## [EXERCISE REQUIREMENTS]
Gather up all lines that carry the word "title".

## [STORED DATA]
....
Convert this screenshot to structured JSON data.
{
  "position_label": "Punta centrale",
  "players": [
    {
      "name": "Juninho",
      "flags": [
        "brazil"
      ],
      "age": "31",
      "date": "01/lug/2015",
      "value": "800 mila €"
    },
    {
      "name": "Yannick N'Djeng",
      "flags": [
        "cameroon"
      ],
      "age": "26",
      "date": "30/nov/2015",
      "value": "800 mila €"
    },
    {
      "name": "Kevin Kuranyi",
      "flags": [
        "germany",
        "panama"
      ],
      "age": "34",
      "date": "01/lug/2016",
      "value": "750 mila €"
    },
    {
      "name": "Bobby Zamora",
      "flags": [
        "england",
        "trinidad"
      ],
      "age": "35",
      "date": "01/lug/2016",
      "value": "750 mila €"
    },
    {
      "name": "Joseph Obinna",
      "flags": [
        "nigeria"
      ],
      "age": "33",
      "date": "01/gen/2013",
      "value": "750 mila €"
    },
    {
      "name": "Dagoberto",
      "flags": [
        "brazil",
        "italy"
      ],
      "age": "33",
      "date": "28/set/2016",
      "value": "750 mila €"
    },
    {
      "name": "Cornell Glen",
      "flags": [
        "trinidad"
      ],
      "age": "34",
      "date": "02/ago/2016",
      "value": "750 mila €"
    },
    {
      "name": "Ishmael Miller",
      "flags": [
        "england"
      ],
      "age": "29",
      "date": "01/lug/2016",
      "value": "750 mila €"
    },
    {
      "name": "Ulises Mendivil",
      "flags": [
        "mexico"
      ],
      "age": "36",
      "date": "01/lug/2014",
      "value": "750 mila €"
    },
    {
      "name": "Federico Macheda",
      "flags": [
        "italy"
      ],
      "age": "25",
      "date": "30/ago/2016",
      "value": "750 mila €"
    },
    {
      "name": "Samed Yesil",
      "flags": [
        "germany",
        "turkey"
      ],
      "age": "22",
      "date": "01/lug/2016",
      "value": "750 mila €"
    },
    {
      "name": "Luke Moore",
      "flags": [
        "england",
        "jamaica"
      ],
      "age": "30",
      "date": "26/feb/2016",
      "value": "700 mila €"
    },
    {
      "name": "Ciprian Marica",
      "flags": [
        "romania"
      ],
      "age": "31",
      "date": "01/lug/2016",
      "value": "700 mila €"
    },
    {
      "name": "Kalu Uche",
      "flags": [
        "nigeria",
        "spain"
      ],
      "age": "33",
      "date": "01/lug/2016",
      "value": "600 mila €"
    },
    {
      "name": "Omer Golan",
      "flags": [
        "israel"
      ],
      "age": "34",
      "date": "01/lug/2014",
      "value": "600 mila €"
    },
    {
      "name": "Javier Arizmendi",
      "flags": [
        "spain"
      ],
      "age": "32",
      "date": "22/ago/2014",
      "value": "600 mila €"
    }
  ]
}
....
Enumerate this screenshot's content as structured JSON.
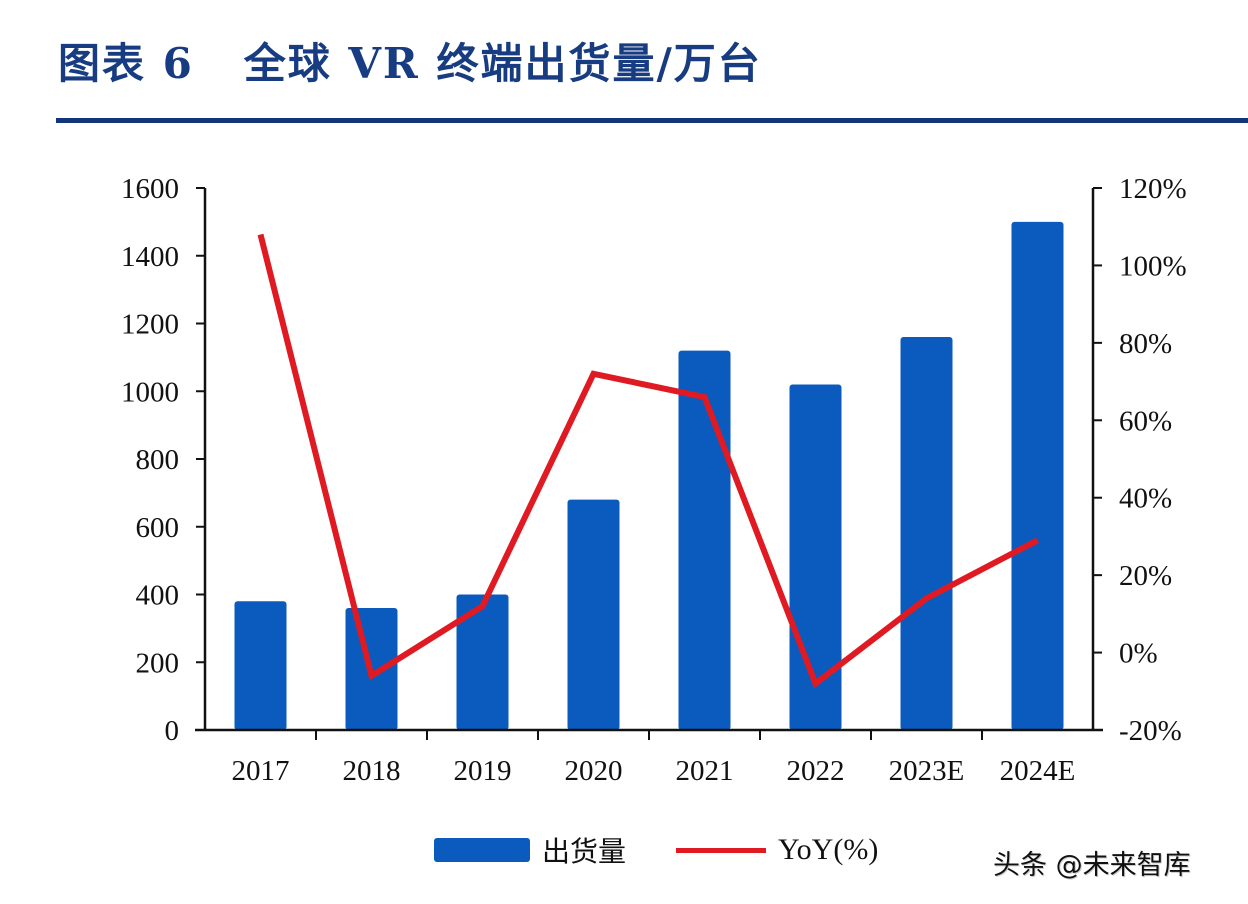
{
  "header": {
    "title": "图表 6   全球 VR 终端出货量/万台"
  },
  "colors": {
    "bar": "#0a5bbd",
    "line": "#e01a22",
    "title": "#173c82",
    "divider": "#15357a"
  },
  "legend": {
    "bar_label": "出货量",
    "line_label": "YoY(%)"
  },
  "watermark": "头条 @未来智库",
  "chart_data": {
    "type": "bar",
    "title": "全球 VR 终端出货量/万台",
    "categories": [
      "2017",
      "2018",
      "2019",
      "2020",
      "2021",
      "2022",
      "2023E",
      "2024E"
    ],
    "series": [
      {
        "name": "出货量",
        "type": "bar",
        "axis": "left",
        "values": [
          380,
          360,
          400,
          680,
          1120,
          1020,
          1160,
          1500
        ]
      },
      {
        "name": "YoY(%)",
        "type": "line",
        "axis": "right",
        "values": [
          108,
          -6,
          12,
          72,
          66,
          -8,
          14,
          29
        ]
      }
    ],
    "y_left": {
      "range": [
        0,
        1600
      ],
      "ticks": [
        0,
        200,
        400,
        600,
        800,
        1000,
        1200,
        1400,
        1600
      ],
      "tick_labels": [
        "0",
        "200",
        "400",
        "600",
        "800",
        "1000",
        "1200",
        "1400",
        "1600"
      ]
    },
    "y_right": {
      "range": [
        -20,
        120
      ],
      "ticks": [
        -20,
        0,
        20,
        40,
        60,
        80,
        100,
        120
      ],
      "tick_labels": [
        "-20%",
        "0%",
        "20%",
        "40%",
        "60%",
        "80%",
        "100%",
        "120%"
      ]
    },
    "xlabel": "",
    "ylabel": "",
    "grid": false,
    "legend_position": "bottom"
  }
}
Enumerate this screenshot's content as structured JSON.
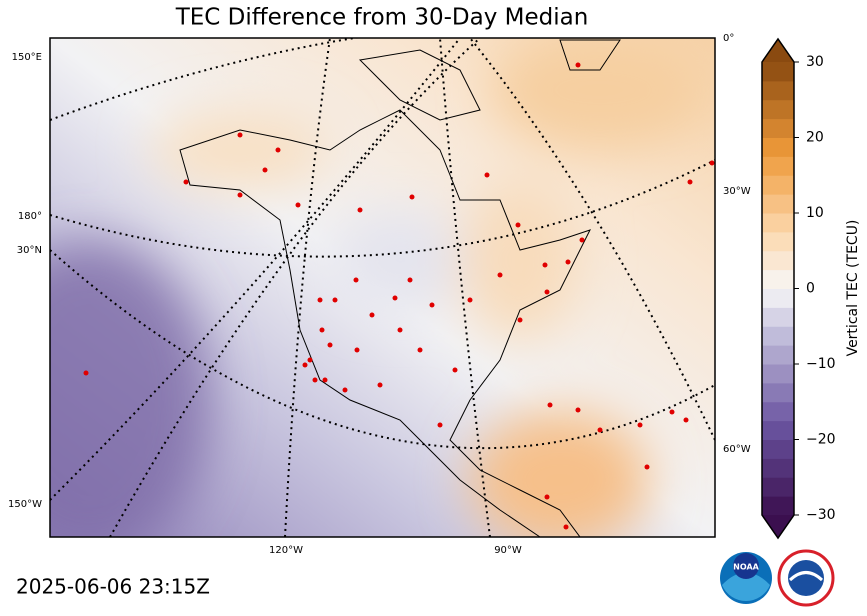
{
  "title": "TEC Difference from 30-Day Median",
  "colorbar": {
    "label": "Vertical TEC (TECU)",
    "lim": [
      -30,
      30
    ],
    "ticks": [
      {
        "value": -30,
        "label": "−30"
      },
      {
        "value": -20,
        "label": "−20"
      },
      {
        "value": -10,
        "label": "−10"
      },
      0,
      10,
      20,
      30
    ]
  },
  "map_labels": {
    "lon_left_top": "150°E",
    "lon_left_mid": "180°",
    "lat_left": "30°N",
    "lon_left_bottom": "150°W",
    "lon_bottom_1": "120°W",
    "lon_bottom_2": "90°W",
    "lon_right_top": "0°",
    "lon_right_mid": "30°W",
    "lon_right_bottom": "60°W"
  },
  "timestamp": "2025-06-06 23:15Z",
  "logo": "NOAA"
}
....
## [EXERCISE SOLUTION]
    "title": "图表 6   全球 VR 终端出货量/万台"
    "title": "#173c82",
    "title": "全球 VR 终端出货量/万台",
  "title": "TEC Difference from 30-Day Median",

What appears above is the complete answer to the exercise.